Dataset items

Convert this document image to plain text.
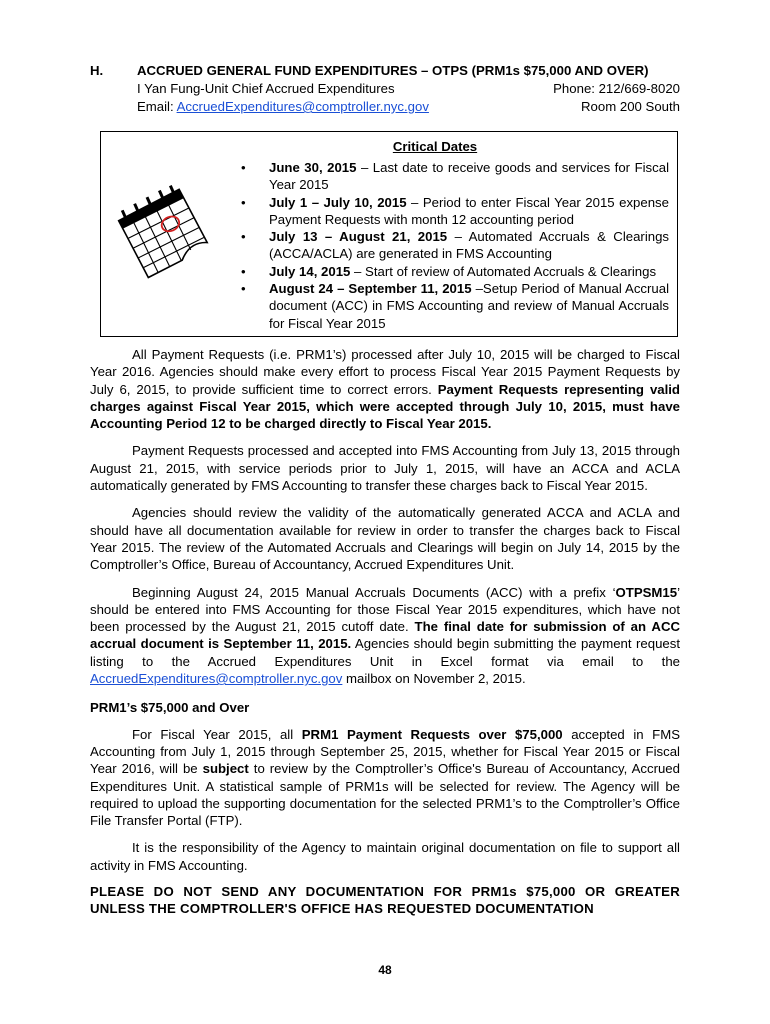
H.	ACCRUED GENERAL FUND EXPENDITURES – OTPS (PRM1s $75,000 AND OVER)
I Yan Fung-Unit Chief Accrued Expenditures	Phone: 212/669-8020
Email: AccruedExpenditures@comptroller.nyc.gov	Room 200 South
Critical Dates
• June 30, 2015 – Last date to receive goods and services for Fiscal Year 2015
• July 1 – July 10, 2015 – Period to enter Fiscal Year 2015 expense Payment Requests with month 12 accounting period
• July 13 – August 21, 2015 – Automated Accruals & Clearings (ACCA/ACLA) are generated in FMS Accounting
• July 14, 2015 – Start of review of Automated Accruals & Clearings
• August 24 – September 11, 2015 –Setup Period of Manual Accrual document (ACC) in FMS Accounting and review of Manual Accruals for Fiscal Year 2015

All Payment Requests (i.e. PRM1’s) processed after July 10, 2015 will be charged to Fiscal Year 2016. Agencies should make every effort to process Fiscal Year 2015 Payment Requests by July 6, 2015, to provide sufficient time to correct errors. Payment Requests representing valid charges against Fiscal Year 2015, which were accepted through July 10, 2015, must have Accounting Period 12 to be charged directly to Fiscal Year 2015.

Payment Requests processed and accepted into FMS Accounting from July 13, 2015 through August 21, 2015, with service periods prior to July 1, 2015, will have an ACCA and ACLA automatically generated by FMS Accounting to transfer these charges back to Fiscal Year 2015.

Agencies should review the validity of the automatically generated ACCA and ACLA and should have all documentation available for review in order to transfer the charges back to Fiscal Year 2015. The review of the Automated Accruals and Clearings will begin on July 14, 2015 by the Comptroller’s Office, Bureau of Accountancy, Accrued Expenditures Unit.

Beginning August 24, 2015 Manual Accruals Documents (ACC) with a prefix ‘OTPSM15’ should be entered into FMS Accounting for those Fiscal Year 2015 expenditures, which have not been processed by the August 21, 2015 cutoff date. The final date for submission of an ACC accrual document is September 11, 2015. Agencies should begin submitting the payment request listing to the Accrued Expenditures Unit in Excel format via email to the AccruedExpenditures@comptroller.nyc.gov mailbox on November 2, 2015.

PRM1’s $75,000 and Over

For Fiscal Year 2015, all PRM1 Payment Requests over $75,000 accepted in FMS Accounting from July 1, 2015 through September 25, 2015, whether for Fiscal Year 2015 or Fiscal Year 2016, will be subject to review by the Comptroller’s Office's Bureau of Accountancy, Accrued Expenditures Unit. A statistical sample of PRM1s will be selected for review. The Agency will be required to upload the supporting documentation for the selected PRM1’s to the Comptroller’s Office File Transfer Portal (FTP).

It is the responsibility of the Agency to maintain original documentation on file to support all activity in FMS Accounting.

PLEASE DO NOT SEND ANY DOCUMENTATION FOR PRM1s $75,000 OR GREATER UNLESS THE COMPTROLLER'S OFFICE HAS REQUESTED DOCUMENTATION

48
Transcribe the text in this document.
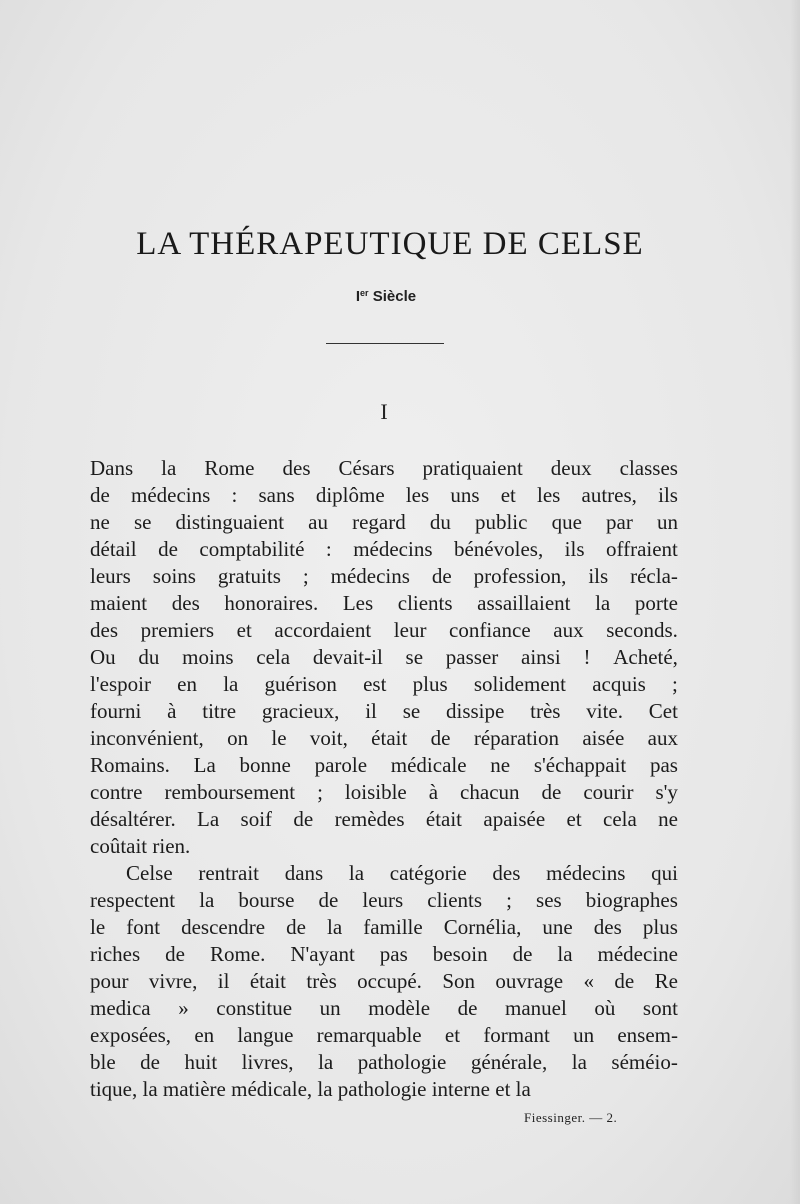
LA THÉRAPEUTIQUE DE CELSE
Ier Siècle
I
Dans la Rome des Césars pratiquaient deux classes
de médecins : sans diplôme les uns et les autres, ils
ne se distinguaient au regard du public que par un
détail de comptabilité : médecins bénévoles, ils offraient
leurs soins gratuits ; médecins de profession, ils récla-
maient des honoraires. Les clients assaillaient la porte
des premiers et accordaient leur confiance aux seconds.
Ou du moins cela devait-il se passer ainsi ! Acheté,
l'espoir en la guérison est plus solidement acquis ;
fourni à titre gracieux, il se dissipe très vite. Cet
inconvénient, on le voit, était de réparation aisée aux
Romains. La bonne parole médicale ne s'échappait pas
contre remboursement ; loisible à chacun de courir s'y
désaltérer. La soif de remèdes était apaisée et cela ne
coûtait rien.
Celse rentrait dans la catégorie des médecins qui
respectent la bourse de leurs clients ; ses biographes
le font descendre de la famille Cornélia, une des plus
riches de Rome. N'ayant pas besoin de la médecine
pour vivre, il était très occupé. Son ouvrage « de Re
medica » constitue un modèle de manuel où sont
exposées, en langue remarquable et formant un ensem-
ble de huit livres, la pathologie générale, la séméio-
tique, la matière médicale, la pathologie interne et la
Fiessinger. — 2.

**WHAT IS REQUIRED**
Your task is to set down the records shown above exactly, minus any pictures.

**WORKED ANSWER**
Convert this document image to plain text.
H.	ACCRUED GENERAL FUND EXPENDITURES – OTPS (PRM1s $75,000 AND OVER)
I Yan Fung-Unit Chief Accrued Expenditures	Phone: 212/669-8020
Email: AccruedExpenditures@comptroller.nyc.gov	Room 200 South
Critical Dates
• June 30, 2015 – Last date to receive goods and services for Fiscal Year 2015
• July 1 – July 10, 2015 – Period to enter Fiscal Year 2015 expense Payment Requests with month 12 accounting period
• July 13 – August 21, 2015 – Automated Accruals & Clearings (ACCA/ACLA) are generated in FMS Accounting
• July 14, 2015 – Start of review of Automated Accruals & Clearings
• August 24 – September 11, 2015 –Setup Period of Manual Accrual document (ACC) in FMS Accounting and review of Manual Accruals for Fiscal Year 2015

All Payment Requests (i.e. PRM1’s) processed after July 10, 2015 will be charged to Fiscal Year 2016. Agencies should make every effort to process Fiscal Year 2015 Payment Requests by July 6, 2015, to provide sufficient time to correct errors. Payment Requests representing valid charges against Fiscal Year 2015, which were accepted through July 10, 2015, must have Accounting Period 12 to be charged directly to Fiscal Year 2015.

Payment Requests processed and accepted into FMS Accounting from July 13, 2015 through August 21, 2015, with service periods prior to July 1, 2015, will have an ACCA and ACLA automatically generated by FMS Accounting to transfer these charges back to Fiscal Year 2015.

Agencies should review the validity of the automatically generated ACCA and ACLA and should have all documentation available for review in order to transfer the charges back to Fiscal Year 2015. The review of the Automated Accruals and Clearings will begin on July 14, 2015 by the Comptroller’s Office, Bureau of Accountancy, Accrued Expenditures Unit.

Beginning August 24, 2015 Manual Accruals Documents (ACC) with a prefix ‘OTPSM15’ should be entered into FMS Accounting for those Fiscal Year 2015 expenditures, which have not been processed by the August 21, 2015 cutoff date. The final date for submission of an ACC accrual document is September 11, 2015. Agencies should begin submitting the payment request listing to the Accrued Expenditures Unit in Excel format via email to the AccruedExpenditures@comptroller.nyc.gov mailbox on November 2, 2015.

PRM1’s $75,000 and Over

For Fiscal Year 2015, all PRM1 Payment Requests over $75,000 accepted in FMS Accounting from July 1, 2015 through September 25, 2015, whether for Fiscal Year 2015 or Fiscal Year 2016, will be subject to review by the Comptroller’s Office's Bureau of Accountancy, Accrued Expenditures Unit. A statistical sample of PRM1s will be selected for review. The Agency will be required to upload the supporting documentation for the selected PRM1’s to the Comptroller’s Office File Transfer Portal (FTP).

It is the responsibility of the Agency to maintain original documentation on file to support all activity in FMS Accounting.

PLEASE DO NOT SEND ANY DOCUMENTATION FOR PRM1s $75,000 OR GREATER UNLESS THE COMPTROLLER'S OFFICE HAS REQUESTED DOCUMENTATION

48
Transcribe the text in this document.
LA THÉRAPEUTIQUE DE CELSE
Ier Siècle
I
Dans la Rome des Césars pratiquaient deux classes
de médecins : sans diplôme les uns et les autres, ils
ne se distinguaient au regard du public que par un
détail de comptabilité : médecins bénévoles, ils offraient
leurs soins gratuits ; médecins de profession, ils récla-
maient des honoraires. Les clients assaillaient la porte
des premiers et accordaient leur confiance aux seconds.
Ou du moins cela devait-il se passer ainsi ! Acheté,
l'espoir en la guérison est plus solidement acquis ;
fourni à titre gracieux, il se dissipe très vite. Cet
inconvénient, on le voit, était de réparation aisée aux
Romains. La bonne parole médicale ne s'échappait pas
contre remboursement ; loisible à chacun de courir s'y
désaltérer. La soif de remèdes était apaisée et cela ne
coûtait rien.
Celse rentrait dans la catégorie des médecins qui
respectent la bourse de leurs clients ; ses biographes
le font descendre de la famille Cornélia, une des plus
riches de Rome. N'ayant pas besoin de la médecine
pour vivre, il était très occupé. Son ouvrage « de Re
medica » constitue un modèle de manuel où sont
exposées, en langue remarquable et formant un ensem-
ble de huit livres, la pathologie générale, la séméio-
tique, la matière médicale, la pathologie interne et la
Fiessinger. — 2.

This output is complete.